▸ Given information:

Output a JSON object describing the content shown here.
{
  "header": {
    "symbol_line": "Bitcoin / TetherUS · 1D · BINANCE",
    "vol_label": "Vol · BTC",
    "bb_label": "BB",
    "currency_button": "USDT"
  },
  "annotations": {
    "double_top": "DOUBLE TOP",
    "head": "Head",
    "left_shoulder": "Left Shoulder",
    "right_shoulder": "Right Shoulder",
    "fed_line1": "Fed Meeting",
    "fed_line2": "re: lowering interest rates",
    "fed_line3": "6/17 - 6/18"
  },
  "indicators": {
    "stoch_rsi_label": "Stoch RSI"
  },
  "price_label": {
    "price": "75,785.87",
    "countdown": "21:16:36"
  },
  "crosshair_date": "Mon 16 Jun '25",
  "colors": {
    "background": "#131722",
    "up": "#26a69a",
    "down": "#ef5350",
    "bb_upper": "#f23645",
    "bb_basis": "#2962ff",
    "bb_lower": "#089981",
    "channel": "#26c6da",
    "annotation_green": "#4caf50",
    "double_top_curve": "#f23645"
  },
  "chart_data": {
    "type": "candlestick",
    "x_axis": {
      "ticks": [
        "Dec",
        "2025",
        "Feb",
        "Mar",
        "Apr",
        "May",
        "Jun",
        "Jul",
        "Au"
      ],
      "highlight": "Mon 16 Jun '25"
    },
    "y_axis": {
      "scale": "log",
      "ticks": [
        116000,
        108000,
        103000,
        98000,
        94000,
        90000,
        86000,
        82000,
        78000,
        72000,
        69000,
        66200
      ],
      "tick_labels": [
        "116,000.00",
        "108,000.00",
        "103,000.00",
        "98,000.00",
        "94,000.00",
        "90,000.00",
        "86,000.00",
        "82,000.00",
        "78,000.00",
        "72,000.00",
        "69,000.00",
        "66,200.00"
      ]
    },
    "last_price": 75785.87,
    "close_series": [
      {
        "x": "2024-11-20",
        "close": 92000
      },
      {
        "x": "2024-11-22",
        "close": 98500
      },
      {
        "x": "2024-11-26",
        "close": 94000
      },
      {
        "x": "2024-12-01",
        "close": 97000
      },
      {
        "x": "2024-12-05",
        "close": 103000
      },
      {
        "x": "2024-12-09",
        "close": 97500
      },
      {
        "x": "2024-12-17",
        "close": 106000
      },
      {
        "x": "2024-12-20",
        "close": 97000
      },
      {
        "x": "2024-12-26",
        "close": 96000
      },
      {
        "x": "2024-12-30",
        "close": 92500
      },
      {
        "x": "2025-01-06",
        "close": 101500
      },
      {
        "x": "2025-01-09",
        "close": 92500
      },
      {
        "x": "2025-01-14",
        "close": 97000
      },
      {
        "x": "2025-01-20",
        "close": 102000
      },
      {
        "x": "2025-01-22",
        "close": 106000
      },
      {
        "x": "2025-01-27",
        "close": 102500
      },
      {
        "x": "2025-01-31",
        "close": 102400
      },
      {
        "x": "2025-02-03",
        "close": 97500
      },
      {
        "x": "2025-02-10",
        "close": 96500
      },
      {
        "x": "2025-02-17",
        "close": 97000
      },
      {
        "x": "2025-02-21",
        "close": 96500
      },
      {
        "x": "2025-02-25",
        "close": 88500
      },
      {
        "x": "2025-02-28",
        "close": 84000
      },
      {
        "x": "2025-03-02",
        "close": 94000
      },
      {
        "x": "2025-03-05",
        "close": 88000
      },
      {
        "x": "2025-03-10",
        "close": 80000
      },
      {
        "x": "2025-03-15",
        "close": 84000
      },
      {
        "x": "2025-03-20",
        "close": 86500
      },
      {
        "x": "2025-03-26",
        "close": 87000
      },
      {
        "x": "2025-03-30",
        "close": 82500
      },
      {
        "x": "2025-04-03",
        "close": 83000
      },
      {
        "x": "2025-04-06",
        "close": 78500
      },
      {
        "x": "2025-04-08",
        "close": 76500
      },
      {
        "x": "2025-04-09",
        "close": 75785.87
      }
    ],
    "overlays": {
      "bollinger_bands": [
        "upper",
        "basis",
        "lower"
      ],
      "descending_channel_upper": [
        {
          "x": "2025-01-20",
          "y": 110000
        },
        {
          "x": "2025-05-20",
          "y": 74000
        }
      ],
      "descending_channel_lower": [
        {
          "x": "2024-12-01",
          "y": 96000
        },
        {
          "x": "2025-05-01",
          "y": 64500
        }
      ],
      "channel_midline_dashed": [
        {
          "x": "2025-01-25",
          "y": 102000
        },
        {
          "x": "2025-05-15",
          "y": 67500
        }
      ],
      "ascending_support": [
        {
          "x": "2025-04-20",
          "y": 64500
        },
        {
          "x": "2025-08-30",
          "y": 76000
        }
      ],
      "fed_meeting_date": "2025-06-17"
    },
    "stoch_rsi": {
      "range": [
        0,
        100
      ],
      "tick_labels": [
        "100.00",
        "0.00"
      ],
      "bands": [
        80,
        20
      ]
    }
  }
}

▸ Problem description: What is the number of lines holding the word "Shoulder"? State it alone.

▸ Response: 2